WHAT IS NEEDED: Please repeat all of the listing exactly.

Dataset rows:

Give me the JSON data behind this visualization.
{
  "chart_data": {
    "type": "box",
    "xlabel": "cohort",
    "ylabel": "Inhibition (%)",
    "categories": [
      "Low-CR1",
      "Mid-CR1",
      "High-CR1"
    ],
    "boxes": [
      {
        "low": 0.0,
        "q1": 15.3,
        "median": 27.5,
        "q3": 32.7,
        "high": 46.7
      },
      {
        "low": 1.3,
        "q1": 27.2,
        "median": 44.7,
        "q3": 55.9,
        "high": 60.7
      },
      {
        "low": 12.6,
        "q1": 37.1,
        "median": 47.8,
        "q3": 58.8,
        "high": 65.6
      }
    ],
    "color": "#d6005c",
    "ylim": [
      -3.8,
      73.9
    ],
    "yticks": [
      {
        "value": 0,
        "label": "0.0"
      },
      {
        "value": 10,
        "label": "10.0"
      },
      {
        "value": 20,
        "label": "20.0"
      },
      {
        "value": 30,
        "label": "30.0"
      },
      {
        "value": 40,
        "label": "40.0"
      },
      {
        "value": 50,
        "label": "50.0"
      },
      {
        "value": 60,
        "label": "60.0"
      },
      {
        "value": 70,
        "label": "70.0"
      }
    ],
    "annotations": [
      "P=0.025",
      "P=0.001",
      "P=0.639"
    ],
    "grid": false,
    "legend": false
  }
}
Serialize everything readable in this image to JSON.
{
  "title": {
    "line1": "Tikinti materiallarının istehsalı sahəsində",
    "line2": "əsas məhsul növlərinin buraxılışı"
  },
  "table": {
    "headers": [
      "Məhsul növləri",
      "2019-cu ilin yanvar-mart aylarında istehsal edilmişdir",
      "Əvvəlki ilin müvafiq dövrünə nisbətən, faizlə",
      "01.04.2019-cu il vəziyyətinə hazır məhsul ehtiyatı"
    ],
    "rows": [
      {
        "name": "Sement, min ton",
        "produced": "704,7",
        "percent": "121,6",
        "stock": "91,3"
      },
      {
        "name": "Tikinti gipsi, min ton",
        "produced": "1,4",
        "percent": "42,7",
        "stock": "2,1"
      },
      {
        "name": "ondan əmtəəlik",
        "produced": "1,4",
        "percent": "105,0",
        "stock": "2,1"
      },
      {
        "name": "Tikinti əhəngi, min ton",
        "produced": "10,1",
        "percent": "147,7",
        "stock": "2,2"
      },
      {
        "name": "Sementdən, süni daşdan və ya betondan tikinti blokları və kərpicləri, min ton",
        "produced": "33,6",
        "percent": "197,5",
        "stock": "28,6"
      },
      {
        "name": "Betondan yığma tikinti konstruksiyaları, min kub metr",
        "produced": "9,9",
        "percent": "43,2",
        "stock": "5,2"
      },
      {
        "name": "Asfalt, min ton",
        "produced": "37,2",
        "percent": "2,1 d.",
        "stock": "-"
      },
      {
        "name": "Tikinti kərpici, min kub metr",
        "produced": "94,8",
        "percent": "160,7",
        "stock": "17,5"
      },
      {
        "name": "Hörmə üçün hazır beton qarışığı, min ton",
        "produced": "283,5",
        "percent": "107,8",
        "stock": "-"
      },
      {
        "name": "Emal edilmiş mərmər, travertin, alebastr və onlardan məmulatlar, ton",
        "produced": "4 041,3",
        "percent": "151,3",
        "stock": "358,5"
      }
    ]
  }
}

ANSWER TO THIS TASK:
Give me the JSON data behind this visualization.
{
  "chart_data": {
    "type": "box",
    "xlabel": "cohort",
    "ylabel": "Inhibition (%)",
    "categories": [
      "Low-CR1",
      "Mid-CR1",
      "High-CR1"
    ],
    "boxes": [
      {
        "low": 0.0,
        "q1": 15.3,
        "median": 27.5,
        "q3": 32.7,
        "high": 46.7
      },
      {
        "low": 1.3,
        "q1": 27.2,
        "median": 44.7,
        "q3": 55.9,
        "high": 60.7
      },
      {
        "low": 12.6,
        "q1": 37.1,
        "median": 47.8,
        "q3": 58.8,
        "high": 65.6
      }
    ],
    "color": "#d6005c",
    "ylim": [
      -3.8,
      73.9
    ],
    "yticks": [
      {
        "value": 0,
        "label": "0.0"
      },
      {
        "value": 10,
        "label": "10.0"
      },
      {
        "value": 20,
        "label": "20.0"
      },
      {
        "value": 30,
        "label": "30.0"
      },
      {
        "value": 40,
        "label": "40.0"
      },
      {
        "value": 50,
        "label": "50.0"
      },
      {
        "value": 60,
        "label": "60.0"
      },
      {
        "value": 70,
        "label": "70.0"
      }
    ],
    "annotations": [
      "P=0.025",
      "P=0.001",
      "P=0.639"
    ],
    "grid": false,
    "legend": false
  }
}
Serialize everything readable in this image to JSON.
{
  "title": {
    "line1": "Tikinti materiallarının istehsalı sahəsində",
    "line2": "əsas məhsul növlərinin buraxılışı"
  },
  "table": {
    "headers": [
      "Məhsul növləri",
      "2019-cu ilin yanvar-mart aylarında istehsal edilmişdir",
      "Əvvəlki ilin müvafiq dövrünə nisbətən, faizlə",
      "01.04.2019-cu il vəziyyətinə hazır məhsul ehtiyatı"
    ],
    "rows": [
      {
        "name": "Sement, min ton",
        "produced": "704,7",
        "percent": "121,6",
        "stock": "91,3"
      },
      {
        "name": "Tikinti gipsi, min ton",
        "produced": "1,4",
        "percent": "42,7",
        "stock": "2,1"
      },
      {
        "name": "ondan əmtəəlik",
        "produced": "1,4",
        "percent": "105,0",
        "stock": "2,1"
      },
      {
        "name": "Tikinti əhəngi, min ton",
        "produced": "10,1",
        "percent": "147,7",
        "stock": "2,2"
      },
      {
        "name": "Sementdən, süni daşdan və ya betondan tikinti blokları və kərpicləri, min ton",
        "produced": "33,6",
        "percent": "197,5",
        "stock": "28,6"
      },
      {
        "name": "Betondan yığma tikinti konstruksiyaları, min kub metr",
        "produced": "9,9",
        "percent": "43,2",
        "stock": "5,2"
      },
      {
        "name": "Asfalt, min ton",
        "produced": "37,2",
        "percent": "2,1 d.",
        "stock": "-"
      },
      {
        "name": "Tikinti kərpici, min kub metr",
        "produced": "94,8",
        "percent": "160,7",
        "stock": "17,5"
      },
      {
        "name": "Hörmə üçün hazır beton qarışığı, min ton",
        "produced": "283,5",
        "percent": "107,8",
        "stock": "-"
      },
      {
        "name": "Emal edilmiş mərmər, travertin, alebastr və onlardan məmulatlar, ton",
        "produced": "4 041,3",
        "percent": "151,3",
        "stock": "358,5"
      }
    ]
  }
}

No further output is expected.